---------- Dataset content ----------

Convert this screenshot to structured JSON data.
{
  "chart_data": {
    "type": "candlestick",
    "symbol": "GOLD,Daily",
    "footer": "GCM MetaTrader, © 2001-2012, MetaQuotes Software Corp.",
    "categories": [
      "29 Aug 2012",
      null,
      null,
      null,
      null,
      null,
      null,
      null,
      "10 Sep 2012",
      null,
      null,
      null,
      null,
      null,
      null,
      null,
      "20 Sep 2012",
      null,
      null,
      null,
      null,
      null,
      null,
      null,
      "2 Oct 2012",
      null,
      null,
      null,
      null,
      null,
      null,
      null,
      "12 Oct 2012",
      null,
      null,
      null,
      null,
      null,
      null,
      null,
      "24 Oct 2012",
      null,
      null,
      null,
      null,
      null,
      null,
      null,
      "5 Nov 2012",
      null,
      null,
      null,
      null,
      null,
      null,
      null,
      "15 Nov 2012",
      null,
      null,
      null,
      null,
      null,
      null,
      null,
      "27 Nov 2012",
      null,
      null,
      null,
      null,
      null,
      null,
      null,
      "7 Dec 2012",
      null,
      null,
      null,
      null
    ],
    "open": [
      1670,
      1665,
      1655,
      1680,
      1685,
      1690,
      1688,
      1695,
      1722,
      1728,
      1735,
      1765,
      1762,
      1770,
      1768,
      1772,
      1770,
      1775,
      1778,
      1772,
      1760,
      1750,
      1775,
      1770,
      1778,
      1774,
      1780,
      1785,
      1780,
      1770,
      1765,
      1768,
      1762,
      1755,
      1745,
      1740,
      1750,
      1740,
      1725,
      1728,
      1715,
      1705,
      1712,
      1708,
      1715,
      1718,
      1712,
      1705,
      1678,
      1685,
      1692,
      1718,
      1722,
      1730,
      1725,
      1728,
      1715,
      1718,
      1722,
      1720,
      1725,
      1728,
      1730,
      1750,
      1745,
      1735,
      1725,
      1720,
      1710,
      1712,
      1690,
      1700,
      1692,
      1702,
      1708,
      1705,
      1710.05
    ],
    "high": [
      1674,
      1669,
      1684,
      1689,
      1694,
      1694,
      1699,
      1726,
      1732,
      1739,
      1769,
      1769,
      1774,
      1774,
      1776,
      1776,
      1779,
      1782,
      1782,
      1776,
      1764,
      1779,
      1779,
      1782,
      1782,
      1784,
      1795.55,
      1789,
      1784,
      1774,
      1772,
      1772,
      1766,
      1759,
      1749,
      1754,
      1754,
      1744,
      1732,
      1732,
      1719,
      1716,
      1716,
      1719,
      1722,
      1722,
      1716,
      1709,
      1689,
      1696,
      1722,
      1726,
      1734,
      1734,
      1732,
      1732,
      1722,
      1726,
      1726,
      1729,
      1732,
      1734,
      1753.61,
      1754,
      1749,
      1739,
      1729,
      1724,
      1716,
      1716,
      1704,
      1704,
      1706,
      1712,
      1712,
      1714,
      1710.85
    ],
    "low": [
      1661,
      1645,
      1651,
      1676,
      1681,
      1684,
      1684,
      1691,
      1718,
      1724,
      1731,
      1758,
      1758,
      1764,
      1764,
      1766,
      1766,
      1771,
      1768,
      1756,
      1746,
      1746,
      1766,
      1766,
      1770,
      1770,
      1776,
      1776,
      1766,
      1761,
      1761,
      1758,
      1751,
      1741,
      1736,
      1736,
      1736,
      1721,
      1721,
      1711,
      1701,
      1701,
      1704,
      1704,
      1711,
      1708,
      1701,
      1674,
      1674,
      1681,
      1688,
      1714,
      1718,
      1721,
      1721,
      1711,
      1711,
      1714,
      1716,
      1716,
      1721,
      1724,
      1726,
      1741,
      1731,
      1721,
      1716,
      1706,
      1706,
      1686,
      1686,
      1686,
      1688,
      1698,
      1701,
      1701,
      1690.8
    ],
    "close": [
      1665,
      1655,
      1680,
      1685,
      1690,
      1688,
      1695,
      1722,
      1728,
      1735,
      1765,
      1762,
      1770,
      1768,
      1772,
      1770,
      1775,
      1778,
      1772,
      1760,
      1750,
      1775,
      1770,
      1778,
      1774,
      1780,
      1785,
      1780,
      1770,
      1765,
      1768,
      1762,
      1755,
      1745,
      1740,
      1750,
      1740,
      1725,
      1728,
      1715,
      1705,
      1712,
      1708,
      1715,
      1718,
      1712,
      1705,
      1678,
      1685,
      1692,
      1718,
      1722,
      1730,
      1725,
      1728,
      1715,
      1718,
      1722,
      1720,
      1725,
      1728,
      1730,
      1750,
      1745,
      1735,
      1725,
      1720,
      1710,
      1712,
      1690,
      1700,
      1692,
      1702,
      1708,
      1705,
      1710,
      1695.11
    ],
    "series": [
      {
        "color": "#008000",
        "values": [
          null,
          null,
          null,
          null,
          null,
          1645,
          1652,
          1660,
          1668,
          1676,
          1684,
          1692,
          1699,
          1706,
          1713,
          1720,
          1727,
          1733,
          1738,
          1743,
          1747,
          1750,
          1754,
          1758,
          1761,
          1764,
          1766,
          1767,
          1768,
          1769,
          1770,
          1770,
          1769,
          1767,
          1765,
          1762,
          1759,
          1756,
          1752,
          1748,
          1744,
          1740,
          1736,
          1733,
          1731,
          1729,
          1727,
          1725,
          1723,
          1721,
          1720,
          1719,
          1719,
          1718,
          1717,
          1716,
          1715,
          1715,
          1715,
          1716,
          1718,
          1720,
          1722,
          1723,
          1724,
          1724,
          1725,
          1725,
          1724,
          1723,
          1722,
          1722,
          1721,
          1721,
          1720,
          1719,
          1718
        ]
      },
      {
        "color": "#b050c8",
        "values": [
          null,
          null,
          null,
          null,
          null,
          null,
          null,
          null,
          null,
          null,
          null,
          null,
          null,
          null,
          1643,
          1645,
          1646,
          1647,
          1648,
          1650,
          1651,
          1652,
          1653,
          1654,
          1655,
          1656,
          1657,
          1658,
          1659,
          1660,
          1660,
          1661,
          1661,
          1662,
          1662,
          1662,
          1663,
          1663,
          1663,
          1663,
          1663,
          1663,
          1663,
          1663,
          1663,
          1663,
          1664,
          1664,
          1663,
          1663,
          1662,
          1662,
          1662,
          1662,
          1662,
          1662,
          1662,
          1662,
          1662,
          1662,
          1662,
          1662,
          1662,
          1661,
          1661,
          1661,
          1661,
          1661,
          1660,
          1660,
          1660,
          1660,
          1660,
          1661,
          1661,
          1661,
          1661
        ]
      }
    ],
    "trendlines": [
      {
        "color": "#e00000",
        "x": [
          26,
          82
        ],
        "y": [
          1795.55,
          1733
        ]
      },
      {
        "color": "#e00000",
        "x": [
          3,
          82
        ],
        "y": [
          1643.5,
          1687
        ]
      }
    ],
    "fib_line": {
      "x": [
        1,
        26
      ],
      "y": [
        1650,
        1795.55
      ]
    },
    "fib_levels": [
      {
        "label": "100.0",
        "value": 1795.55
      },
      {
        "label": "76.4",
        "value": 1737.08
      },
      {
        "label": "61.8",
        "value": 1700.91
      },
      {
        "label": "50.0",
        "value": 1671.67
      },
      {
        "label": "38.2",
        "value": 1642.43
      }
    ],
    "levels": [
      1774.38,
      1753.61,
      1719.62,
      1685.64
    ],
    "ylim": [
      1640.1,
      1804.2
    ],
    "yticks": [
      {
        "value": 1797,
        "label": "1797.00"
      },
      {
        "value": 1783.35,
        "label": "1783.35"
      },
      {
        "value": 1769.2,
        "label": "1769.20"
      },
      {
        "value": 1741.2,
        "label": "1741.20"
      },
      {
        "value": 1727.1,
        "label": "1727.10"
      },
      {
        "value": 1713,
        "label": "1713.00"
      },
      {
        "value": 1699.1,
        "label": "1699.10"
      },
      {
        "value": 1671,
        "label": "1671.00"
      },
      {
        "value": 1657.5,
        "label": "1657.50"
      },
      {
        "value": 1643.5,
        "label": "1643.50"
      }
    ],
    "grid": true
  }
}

----------

> Brief: Scan the material and collect every line that contains "color".

> Correct output:
        "color": "#008000",
        "color": "#b050c8",
        "color": "#e00000",
        "color": "#e00000",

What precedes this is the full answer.